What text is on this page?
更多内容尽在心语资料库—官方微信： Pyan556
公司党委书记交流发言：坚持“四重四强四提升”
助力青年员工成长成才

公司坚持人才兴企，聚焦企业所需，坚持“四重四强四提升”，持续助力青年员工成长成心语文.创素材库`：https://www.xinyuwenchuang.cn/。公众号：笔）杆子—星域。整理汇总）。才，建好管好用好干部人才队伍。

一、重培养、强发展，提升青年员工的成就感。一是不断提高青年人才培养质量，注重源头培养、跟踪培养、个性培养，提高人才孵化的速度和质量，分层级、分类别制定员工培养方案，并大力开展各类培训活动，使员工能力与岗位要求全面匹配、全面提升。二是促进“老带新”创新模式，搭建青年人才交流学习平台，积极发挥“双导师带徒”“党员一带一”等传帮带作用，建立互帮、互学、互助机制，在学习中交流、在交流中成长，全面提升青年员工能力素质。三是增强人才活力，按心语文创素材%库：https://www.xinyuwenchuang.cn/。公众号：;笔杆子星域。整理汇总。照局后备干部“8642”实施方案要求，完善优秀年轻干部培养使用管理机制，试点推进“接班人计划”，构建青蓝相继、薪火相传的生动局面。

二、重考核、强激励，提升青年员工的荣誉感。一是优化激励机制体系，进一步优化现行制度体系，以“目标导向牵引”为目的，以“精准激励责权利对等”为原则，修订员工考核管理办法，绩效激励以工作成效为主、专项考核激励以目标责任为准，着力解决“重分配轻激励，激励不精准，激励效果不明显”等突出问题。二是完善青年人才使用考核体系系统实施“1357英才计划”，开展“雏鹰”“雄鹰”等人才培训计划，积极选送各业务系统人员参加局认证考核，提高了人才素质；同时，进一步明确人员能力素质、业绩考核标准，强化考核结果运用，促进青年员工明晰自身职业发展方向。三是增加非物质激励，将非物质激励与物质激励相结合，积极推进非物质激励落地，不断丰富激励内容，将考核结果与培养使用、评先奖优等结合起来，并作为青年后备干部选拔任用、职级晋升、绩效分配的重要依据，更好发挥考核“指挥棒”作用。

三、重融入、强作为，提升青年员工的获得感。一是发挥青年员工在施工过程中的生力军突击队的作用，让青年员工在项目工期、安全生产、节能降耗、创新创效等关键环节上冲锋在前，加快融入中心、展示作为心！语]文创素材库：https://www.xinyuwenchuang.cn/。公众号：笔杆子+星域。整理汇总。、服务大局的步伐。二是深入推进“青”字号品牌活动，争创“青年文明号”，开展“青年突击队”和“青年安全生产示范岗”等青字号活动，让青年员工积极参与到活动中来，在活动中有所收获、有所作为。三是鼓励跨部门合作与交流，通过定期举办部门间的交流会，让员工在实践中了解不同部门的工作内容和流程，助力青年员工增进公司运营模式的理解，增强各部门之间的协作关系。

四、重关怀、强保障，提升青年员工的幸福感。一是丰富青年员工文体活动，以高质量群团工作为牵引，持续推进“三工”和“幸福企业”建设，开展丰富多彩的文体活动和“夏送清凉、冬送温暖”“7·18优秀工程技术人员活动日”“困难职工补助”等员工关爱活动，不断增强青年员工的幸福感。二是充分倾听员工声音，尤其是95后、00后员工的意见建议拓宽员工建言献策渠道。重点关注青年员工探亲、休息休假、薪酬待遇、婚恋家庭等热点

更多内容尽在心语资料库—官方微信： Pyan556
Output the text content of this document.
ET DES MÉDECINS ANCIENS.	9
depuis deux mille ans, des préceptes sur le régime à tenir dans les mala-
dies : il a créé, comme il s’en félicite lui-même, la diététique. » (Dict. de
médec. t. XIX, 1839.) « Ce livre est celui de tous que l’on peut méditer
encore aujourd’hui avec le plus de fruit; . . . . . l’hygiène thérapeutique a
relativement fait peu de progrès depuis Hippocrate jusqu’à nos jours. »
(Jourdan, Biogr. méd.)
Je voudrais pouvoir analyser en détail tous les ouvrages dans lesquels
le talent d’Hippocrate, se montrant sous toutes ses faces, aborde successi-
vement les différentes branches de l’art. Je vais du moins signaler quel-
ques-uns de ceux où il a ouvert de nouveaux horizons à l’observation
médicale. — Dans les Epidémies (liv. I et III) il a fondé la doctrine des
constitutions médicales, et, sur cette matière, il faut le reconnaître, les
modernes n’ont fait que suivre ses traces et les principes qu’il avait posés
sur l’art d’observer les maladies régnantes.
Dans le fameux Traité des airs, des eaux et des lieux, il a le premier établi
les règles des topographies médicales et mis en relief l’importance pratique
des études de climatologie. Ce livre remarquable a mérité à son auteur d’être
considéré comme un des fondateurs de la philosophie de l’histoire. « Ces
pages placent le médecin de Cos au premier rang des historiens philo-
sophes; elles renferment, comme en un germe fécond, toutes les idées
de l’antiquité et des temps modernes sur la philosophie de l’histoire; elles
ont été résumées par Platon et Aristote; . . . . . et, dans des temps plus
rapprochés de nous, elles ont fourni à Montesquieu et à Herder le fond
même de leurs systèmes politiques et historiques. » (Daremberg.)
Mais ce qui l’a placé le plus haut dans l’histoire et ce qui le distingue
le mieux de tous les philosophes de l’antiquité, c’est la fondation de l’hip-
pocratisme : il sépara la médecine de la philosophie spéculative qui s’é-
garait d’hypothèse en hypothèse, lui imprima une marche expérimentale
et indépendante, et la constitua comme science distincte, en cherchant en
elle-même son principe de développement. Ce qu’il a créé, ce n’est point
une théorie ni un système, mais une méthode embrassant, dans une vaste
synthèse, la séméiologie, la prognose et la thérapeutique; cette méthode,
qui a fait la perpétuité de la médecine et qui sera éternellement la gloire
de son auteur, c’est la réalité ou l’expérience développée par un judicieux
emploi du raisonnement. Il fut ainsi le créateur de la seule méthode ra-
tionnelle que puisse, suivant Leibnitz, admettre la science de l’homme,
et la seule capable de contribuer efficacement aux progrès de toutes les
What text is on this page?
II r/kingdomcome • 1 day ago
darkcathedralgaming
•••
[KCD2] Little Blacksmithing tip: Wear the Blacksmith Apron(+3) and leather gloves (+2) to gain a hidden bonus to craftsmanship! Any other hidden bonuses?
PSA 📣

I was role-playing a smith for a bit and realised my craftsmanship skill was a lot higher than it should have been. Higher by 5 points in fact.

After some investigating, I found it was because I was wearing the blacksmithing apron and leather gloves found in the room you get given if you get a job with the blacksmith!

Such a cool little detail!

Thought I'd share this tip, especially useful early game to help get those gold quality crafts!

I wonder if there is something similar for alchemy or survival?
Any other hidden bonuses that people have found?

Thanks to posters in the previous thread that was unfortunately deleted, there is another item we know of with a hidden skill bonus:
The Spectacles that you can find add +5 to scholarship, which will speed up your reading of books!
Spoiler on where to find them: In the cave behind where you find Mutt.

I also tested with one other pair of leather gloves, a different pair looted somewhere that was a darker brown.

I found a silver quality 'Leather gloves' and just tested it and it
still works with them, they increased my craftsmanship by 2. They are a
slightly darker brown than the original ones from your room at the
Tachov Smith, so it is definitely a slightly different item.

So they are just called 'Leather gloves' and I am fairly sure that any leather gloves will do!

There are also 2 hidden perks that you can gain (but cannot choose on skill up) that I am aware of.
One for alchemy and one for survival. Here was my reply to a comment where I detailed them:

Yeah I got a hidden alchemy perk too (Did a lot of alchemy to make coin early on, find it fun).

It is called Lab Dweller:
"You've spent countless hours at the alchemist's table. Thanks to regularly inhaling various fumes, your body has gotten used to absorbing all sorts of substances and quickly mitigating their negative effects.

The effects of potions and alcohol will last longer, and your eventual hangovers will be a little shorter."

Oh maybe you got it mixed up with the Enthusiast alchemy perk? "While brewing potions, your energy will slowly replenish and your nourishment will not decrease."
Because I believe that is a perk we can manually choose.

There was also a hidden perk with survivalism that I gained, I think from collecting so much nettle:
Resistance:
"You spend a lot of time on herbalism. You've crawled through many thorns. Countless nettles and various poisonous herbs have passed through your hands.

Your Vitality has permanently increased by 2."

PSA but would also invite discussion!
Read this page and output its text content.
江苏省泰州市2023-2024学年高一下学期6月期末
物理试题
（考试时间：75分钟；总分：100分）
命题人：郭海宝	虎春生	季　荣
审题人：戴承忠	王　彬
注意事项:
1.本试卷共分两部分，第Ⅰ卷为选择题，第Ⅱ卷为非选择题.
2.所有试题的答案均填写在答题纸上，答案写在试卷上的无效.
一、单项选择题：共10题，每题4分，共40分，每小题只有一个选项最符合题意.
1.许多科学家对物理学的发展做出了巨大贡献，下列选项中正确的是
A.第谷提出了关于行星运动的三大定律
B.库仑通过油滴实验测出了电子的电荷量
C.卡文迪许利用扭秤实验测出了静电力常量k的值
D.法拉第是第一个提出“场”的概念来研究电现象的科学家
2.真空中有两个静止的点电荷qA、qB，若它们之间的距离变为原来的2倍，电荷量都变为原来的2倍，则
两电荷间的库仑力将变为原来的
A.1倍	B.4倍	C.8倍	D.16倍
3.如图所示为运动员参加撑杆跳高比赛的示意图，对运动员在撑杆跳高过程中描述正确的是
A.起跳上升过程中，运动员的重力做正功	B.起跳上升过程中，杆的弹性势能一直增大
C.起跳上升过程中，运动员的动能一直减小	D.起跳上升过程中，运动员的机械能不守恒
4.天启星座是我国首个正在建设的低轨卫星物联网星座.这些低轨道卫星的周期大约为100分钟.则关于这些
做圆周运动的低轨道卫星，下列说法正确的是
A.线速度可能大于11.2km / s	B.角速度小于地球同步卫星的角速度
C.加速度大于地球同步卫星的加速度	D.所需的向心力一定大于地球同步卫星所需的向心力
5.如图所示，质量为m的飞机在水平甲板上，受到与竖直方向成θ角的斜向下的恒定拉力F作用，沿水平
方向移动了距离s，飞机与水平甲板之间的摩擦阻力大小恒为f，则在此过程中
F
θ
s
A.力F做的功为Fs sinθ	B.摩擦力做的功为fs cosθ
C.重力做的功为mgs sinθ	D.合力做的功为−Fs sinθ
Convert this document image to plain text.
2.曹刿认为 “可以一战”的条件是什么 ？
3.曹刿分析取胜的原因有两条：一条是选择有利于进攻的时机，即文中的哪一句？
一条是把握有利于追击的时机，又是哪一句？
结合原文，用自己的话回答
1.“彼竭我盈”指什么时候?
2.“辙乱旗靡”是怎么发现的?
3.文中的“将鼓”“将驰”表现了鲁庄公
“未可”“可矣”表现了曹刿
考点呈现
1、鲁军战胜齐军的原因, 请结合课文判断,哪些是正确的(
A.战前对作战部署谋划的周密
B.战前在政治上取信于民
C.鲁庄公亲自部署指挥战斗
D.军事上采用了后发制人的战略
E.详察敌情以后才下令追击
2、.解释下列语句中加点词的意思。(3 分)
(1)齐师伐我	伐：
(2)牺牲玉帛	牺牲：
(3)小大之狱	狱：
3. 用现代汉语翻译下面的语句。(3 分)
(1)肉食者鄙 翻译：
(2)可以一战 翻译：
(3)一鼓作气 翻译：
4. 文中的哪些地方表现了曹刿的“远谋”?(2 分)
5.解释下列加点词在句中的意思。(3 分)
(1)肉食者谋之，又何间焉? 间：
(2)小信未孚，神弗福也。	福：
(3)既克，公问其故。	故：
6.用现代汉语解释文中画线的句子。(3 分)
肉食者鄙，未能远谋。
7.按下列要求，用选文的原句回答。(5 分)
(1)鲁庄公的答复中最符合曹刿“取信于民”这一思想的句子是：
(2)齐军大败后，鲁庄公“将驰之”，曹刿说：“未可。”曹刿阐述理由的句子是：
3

*****

- What needs to be done
Repeat exactly, and only, the lines from the line with "Convert this document image to plain text." through the end of the listing above, both ends included.

- Exercise result
Convert this document image to plain text.
2.曹刿认为 “可以一战”的条件是什么 ？
3.曹刿分析取胜的原因有两条：一条是选择有利于进攻的时机，即文中的哪一句？
一条是把握有利于追击的时机，又是哪一句？
结合原文，用自己的话回答
1.“彼竭我盈”指什么时候?
2.“辙乱旗靡”是怎么发现的?
3.文中的“将鼓”“将驰”表现了鲁庄公
“未可”“可矣”表现了曹刿
考点呈现
1、鲁军战胜齐军的原因, 请结合课文判断,哪些是正确的(
A.战前对作战部署谋划的周密
B.战前在政治上取信于民
C.鲁庄公亲自部署指挥战斗
D.军事上采用了后发制人的战略
E.详察敌情以后才下令追击
2、.解释下列语句中加点词的意思。(3 分)
(1)齐师伐我	伐：
(2)牺牲玉帛	牺牲：
(3)小大之狱	狱：
3. 用现代汉语翻译下面的语句。(3 分)
(1)肉食者鄙 翻译：
(2)可以一战 翻译：
(3)一鼓作气 翻译：
4. 文中的哪些地方表现了曹刿的“远谋”?(2 分)
5.解释下列加点词在句中的意思。(3 分)
(1)肉食者谋之，又何间焉? 间：
(2)小信未孚，神弗福也。	福：
(3)既克，公问其故。	故：
6.用现代汉语解释文中画线的句子。(3 分)
肉食者鄙，未能远谋。
7.按下列要求，用选文的原句回答。(5 分)
(1)鲁庄公的答复中最符合曹刿“取信于民”这一思想的句子是：
(2)齐军大败后，鲁庄公“将驰之”，曹刿说：“未可。”曹刿阐述理由的句子是：
3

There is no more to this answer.